===== Dataset

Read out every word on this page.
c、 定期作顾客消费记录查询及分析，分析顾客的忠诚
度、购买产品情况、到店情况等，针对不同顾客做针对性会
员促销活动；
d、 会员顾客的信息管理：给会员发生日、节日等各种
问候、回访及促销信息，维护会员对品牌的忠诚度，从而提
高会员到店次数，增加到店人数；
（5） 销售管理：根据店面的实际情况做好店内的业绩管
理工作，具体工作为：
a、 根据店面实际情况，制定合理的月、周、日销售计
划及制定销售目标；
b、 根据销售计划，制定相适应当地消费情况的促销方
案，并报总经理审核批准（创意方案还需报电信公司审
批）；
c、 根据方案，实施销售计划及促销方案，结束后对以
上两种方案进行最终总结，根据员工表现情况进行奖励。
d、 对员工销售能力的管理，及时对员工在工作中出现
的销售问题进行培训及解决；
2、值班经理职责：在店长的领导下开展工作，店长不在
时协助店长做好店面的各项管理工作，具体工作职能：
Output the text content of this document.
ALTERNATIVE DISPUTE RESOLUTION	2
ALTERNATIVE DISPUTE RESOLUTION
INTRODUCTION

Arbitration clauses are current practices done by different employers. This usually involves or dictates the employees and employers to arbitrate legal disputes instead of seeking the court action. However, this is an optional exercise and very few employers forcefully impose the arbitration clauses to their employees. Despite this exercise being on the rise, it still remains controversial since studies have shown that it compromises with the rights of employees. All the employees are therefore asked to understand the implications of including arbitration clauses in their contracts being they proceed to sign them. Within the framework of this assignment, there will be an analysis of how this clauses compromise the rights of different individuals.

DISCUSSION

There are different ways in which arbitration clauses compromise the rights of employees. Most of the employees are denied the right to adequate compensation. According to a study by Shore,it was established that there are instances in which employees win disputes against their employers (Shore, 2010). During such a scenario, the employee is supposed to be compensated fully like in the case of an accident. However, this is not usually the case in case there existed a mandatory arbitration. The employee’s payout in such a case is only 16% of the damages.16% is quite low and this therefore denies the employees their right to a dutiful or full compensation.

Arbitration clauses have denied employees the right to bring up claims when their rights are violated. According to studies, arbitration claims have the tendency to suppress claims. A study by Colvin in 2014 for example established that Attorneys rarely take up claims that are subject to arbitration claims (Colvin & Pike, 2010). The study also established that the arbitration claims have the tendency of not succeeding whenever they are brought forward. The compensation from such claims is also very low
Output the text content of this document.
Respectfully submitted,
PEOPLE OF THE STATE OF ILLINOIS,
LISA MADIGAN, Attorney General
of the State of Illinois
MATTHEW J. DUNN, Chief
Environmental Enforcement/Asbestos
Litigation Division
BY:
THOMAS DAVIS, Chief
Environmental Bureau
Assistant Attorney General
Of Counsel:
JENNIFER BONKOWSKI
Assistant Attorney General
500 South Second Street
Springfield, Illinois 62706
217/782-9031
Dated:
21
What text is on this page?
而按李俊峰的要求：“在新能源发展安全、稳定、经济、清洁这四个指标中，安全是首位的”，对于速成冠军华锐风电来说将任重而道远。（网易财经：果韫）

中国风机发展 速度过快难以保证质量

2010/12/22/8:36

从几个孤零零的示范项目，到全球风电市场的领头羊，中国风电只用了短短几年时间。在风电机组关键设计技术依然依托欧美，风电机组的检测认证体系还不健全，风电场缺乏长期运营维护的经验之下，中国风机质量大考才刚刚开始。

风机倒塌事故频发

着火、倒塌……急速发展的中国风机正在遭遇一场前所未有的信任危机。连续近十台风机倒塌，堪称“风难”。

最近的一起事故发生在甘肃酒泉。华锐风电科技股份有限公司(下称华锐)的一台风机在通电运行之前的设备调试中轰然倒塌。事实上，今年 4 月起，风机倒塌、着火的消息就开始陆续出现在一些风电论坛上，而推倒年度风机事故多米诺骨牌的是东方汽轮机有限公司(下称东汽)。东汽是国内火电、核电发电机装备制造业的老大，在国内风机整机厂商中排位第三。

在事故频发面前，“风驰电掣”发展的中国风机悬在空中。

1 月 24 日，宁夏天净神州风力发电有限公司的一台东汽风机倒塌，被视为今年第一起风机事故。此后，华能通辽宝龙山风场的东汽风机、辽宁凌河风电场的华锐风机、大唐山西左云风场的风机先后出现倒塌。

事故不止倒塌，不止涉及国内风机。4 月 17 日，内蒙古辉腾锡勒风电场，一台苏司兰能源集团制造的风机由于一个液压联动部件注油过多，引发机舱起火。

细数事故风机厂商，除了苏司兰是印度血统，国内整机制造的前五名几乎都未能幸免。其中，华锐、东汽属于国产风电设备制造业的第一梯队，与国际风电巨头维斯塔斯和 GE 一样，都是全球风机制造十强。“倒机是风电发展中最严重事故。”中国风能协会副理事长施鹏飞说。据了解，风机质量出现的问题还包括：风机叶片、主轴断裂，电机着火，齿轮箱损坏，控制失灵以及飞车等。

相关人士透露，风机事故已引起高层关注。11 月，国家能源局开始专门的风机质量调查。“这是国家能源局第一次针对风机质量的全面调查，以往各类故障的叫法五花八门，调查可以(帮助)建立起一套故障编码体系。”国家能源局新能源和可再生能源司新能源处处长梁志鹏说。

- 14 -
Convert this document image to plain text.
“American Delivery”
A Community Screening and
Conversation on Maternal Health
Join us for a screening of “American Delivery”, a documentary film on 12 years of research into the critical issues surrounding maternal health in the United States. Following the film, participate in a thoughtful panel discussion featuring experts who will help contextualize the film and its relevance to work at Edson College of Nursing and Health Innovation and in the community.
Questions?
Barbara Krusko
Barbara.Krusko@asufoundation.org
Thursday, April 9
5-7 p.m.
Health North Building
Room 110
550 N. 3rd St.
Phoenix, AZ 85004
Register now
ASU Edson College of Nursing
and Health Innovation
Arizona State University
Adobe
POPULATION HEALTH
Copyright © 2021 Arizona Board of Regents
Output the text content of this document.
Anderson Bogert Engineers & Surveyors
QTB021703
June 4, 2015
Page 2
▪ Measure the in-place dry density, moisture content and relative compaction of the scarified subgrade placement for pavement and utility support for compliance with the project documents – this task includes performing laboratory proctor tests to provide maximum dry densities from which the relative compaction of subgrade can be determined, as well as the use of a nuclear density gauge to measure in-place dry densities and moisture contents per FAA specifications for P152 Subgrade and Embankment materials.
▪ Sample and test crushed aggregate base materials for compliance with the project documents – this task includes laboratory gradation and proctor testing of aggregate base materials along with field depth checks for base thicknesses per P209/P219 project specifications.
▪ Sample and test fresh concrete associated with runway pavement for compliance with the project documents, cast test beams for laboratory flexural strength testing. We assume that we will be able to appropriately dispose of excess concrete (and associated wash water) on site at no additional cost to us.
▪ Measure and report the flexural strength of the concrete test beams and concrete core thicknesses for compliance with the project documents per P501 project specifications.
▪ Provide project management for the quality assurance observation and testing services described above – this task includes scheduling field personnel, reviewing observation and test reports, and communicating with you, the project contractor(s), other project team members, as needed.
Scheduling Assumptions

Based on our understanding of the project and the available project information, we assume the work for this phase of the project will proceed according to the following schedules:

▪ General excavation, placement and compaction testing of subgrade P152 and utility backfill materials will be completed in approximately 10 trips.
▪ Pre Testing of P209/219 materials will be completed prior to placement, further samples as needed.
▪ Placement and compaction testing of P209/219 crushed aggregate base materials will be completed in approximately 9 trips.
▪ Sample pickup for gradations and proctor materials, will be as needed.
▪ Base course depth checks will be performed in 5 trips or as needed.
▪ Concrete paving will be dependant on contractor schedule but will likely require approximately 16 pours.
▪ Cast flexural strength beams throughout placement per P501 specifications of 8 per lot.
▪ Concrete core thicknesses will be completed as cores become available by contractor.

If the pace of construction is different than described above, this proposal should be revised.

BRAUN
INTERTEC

==========

**Exercise objective:** Copy each line of the listing that holds the word "task".

**Exercise output:**
▪ Measure the in-place dry density, moisture content and relative compaction of the scarified subgrade placement for pavement and utility support for compliance with the project documents – this task includes performing laboratory proctor tests to provide maximum dry densities from which the relative compaction of subgrade can be determined, as well as the use of a nuclear density gauge to measure in-place dry densities and moisture contents per FAA specifications for P152 Subgrade and Embankment materials.
▪ Sample and test crushed aggregate base materials for compliance with the project documents – this task includes laboratory gradation and proctor testing of aggregate base materials along with field depth checks for base thicknesses per P209/P219 project specifications.
▪ Provide project management for the quality assurance observation and testing services described above – this task includes scheduling field personnel, reviewing observation and test reports, and communicating with you, the project contractor(s), other project team members, as needed.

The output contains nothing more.